Stored data:
▶
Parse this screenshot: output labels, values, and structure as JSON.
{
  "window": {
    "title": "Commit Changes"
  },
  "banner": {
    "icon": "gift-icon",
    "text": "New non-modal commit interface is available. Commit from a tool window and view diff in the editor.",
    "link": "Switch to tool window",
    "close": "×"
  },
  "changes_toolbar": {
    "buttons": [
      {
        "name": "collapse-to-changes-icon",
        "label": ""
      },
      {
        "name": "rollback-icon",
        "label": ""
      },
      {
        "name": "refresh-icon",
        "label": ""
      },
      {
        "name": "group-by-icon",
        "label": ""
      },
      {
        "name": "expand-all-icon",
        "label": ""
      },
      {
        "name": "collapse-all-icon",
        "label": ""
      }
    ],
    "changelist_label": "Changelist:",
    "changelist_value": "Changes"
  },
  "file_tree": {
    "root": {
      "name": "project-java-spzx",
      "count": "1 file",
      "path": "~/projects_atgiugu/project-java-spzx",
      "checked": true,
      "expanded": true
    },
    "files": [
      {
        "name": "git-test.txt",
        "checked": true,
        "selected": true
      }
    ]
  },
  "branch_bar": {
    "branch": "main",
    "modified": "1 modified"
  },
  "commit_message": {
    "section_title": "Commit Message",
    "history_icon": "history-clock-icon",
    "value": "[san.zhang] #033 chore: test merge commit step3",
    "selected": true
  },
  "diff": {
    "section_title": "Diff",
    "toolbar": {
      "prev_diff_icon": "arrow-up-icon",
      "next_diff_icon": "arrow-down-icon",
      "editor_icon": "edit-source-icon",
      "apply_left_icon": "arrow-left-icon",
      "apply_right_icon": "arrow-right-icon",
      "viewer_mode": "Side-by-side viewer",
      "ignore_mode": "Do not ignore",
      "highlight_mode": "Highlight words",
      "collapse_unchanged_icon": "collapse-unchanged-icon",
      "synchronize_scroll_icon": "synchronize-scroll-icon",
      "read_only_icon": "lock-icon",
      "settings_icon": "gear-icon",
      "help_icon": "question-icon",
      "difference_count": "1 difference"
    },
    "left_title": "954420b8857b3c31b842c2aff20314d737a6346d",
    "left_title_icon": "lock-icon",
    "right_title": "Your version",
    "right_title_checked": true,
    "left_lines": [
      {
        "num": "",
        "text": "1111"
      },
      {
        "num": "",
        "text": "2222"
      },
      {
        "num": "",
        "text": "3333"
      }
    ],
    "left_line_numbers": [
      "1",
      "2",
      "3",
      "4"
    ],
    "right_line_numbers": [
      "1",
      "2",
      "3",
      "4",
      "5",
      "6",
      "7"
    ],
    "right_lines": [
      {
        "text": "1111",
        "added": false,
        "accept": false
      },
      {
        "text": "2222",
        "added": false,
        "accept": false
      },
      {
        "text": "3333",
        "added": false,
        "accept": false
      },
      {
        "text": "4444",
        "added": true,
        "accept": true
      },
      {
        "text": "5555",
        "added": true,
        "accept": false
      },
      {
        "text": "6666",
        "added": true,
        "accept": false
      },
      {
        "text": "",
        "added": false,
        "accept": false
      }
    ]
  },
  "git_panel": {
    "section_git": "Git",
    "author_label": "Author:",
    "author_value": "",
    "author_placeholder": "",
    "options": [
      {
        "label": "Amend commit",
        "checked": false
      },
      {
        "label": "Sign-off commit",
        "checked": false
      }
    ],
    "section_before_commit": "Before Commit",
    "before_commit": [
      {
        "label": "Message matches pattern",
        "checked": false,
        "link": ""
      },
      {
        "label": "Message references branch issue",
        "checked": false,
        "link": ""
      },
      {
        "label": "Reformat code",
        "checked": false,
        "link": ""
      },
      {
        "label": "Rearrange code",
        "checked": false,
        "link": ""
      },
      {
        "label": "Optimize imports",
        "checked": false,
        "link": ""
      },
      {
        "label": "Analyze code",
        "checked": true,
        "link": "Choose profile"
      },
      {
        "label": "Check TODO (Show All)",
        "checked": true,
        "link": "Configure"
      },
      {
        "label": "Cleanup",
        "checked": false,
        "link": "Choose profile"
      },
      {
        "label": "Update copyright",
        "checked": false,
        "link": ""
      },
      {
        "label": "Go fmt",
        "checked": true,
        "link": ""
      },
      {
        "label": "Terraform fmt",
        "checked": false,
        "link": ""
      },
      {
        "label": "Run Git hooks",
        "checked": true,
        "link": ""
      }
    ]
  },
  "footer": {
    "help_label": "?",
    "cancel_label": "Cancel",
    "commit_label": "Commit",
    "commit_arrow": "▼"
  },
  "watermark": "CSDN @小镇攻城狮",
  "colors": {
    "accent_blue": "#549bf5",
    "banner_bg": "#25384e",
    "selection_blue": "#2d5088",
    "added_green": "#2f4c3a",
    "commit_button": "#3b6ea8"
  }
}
◀
** Your instructions **
Above are some records; extract every one of them exactly.

** Output below **
Parse this screenshot: output labels, values, and structure as JSON.
{
  "window": {
    "title": "Commit Changes"
  },
  "banner": {
    "icon": "gift-icon",
    "text": "New non-modal commit interface is available. Commit from a tool window and view diff in the editor.",
    "link": "Switch to tool window",
    "close": "×"
  },
  "changes_toolbar": {
    "buttons": [
      {
        "name": "collapse-to-changes-icon",
        "label": ""
      },
      {
        "name": "rollback-icon",
        "label": ""
      },
      {
        "name": "refresh-icon",
        "label": ""
      },
      {
        "name": "group-by-icon",
        "label": ""
      },
      {
        "name": "expand-all-icon",
        "label": ""
      },
      {
        "name": "collapse-all-icon",
        "label": ""
      }
    ],
    "changelist_label": "Changelist:",
    "changelist_value": "Changes"
  },
  "file_tree": {
    "root": {
      "name": "project-java-spzx",
      "count": "1 file",
      "path": "~/projects_atgiugu/project-java-spzx",
      "checked": true,
      "expanded": true
    },
    "files": [
      {
        "name": "git-test.txt",
        "checked": true,
        "selected": true
      }
    ]
  },
  "branch_bar": {
    "branch": "main",
    "modified": "1 modified"
  },
  "commit_message": {
    "section_title": "Commit Message",
    "history_icon": "history-clock-icon",
    "value": "[san.zhang] #033 chore: test merge commit step3",
    "selected": true
  },
  "diff": {
    "section_title": "Diff",
    "toolbar": {
      "prev_diff_icon": "arrow-up-icon",
      "next_diff_icon": "arrow-down-icon",
      "editor_icon": "edit-source-icon",
      "apply_left_icon": "arrow-left-icon",
      "apply_right_icon": "arrow-right-icon",
      "viewer_mode": "Side-by-side viewer",
      "ignore_mode": "Do not ignore",
      "highlight_mode": "Highlight words",
      "collapse_unchanged_icon": "collapse-unchanged-icon",
      "synchronize_scroll_icon": "synchronize-scroll-icon",
      "read_only_icon": "lock-icon",
      "settings_icon": "gear-icon",
      "help_icon": "question-icon",
      "difference_count": "1 difference"
    },
    "left_title": "954420b8857b3c31b842c2aff20314d737a6346d",
    "left_title_icon": "lock-icon",
    "right_title": "Your version",
    "right_title_checked": true,
    "left_lines": [
      {
        "num": "",
        "text": "1111"
      },
      {
        "num": "",
        "text": "2222"
      },
      {
        "num": "",
        "text": "3333"
      }
    ],
    "left_line_numbers": [
      "1",
      "2",
      "3",
      "4"
    ],
    "right_line_numbers": [
      "1",
      "2",
      "3",
      "4",
      "5",
      "6",
      "7"
    ],
    "right_lines": [
      {
        "text": "1111",
        "added": false,
        "accept": false
      },
      {
        "text": "2222",
        "added": false,
        "accept": false
      },
      {
        "text": "3333",
        "added": false,
        "accept": false
      },
      {
        "text": "4444",
        "added": true,
        "accept": true
      },
      {
        "text": "5555",
        "added": true,
        "accept": false
      },
      {
        "text": "6666",
        "added": true,
        "accept": false
      },
      {
        "text": "",
        "added": false,
        "accept": false
      }
    ]
  },
  "git_panel": {
    "section_git": "Git",
    "author_label": "Author:",
    "author_value": "",
    "author_placeholder": "",
    "options": [
      {
        "label": "Amend commit",
        "checked": false
      },
      {
        "label": "Sign-off commit",
        "checked": false
      }
    ],
    "section_before_commit": "Before Commit",
    "before_commit": [
      {
        "label": "Message matches pattern",
        "checked": false,
        "link": ""
      },
      {
        "label": "Message references branch issue",
        "checked": false,
        "link": ""
      },
      {
        "label": "Reformat code",
        "checked": false,
        "link": ""
      },
      {
        "label": "Rearrange code",
        "checked": false,
        "link": ""
      },
      {
        "label": "Optimize imports",
        "checked": false,
        "link": ""
      },
      {
        "label": "Analyze code",
        "checked": true,
        "link": "Choose profile"
      },
      {
        "label": "Check TODO (Show All)",
        "checked": true,
        "link": "Configure"
      },
      {
        "label": "Cleanup",
        "checked": false,
        "link": "Choose profile"
      },
      {
        "label": "Update copyright",
        "checked": false,
        "link": ""
      },
      {
        "label": "Go fmt",
        "checked": true,
        "link": ""
      },
      {
        "label": "Terraform fmt",
        "checked": false,
        "link": ""
      },
      {
        "label": "Run Git hooks",
        "checked": true,
        "link": ""
      }
    ]
  },
  "footer": {
    "help_label": "?",
    "cancel_label": "Cancel",
    "commit_label": "Commit",
    "commit_arrow": "▼"
  },
  "watermark": "CSDN @小镇攻城狮",
  "colors": {
    "accent_blue": "#549bf5",
    "banner_bg": "#25384e",
    "selection_blue": "#2d5088",
    "added_green": "#2f4c3a",
    "commit_button": "#3b6ea8"
  }
}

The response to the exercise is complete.